[Stored records]
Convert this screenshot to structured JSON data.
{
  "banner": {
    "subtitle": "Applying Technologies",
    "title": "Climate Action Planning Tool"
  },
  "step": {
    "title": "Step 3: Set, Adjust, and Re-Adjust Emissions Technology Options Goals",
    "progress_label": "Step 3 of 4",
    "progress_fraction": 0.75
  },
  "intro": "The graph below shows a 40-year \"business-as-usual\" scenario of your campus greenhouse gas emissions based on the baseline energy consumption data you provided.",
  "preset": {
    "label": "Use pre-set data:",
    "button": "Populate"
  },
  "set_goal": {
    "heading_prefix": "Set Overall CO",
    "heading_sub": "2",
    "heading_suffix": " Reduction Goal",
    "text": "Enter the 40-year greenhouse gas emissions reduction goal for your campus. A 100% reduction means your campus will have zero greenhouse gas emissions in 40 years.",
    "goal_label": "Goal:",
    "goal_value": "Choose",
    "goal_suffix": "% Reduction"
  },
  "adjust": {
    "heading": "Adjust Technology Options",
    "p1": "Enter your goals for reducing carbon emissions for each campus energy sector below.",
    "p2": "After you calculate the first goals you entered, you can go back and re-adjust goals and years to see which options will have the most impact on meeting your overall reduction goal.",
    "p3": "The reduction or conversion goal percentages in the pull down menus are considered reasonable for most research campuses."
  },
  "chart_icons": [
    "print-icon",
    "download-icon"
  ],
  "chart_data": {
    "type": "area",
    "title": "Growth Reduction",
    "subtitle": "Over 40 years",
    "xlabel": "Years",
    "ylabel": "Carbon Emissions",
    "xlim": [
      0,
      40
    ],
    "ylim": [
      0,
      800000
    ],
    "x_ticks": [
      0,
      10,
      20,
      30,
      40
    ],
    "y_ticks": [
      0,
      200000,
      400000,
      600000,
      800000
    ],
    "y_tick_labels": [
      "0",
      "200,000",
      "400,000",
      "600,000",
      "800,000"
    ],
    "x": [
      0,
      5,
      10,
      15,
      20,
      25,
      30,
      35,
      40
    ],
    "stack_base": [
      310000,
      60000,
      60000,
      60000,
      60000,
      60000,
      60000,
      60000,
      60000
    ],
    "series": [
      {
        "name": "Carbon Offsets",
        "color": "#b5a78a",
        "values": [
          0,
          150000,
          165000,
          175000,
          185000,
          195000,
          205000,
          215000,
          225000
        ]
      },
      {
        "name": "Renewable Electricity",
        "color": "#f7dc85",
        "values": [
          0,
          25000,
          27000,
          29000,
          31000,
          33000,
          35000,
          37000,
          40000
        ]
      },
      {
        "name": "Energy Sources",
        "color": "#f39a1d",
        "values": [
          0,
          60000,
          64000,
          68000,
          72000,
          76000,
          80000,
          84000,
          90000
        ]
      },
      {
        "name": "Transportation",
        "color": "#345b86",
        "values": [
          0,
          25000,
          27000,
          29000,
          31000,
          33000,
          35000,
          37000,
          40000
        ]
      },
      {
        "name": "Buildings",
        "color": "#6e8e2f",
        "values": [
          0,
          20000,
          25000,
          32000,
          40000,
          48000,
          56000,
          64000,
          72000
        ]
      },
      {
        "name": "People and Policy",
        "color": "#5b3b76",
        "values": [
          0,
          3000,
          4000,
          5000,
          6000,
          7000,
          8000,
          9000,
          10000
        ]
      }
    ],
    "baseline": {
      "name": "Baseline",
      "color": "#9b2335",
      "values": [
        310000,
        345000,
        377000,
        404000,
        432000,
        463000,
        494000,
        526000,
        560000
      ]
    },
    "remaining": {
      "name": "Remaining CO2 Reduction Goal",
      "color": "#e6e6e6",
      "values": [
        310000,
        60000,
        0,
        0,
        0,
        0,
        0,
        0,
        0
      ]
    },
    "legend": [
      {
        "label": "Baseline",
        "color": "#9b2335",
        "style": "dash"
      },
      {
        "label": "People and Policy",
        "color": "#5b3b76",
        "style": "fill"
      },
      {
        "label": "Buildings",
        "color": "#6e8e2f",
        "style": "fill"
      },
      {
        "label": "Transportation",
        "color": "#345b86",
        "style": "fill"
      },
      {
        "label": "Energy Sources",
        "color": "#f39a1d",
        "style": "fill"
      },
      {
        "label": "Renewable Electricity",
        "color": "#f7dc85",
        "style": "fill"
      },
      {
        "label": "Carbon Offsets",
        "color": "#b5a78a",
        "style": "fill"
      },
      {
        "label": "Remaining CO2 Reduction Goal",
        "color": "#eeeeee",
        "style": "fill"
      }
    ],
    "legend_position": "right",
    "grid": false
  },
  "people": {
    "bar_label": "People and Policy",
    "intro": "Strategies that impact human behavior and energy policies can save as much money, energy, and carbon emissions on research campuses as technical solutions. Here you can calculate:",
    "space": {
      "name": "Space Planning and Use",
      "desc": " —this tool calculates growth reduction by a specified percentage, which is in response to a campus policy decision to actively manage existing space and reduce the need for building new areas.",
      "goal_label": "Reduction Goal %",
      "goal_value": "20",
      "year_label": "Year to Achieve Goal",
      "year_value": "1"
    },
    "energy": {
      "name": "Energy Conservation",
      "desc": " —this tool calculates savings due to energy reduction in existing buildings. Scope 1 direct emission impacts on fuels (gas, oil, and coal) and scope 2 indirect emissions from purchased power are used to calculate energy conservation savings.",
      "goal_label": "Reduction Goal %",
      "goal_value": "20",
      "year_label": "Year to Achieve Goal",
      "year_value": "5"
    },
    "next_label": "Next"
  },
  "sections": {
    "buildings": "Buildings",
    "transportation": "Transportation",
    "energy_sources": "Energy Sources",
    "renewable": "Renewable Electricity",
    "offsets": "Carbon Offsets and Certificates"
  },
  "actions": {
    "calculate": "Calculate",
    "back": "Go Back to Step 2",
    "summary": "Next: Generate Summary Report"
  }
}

## Your goal
Identify and list each line with the word "desc".

## Exercise answer
      "desc": " —this tool calculates growth reduction by a specified percentage, which is in response to a campus policy decision to actively manage existing space and reduce the need for building new areas.",
      "desc": " —this tool calculates savings due to energy reduction in existing buildings. Scope 1 direct emission impacts on fuels (gas, oil, and coal) and scope 2 indirect emissions from purchased power are used to calculate energy conservation savings.",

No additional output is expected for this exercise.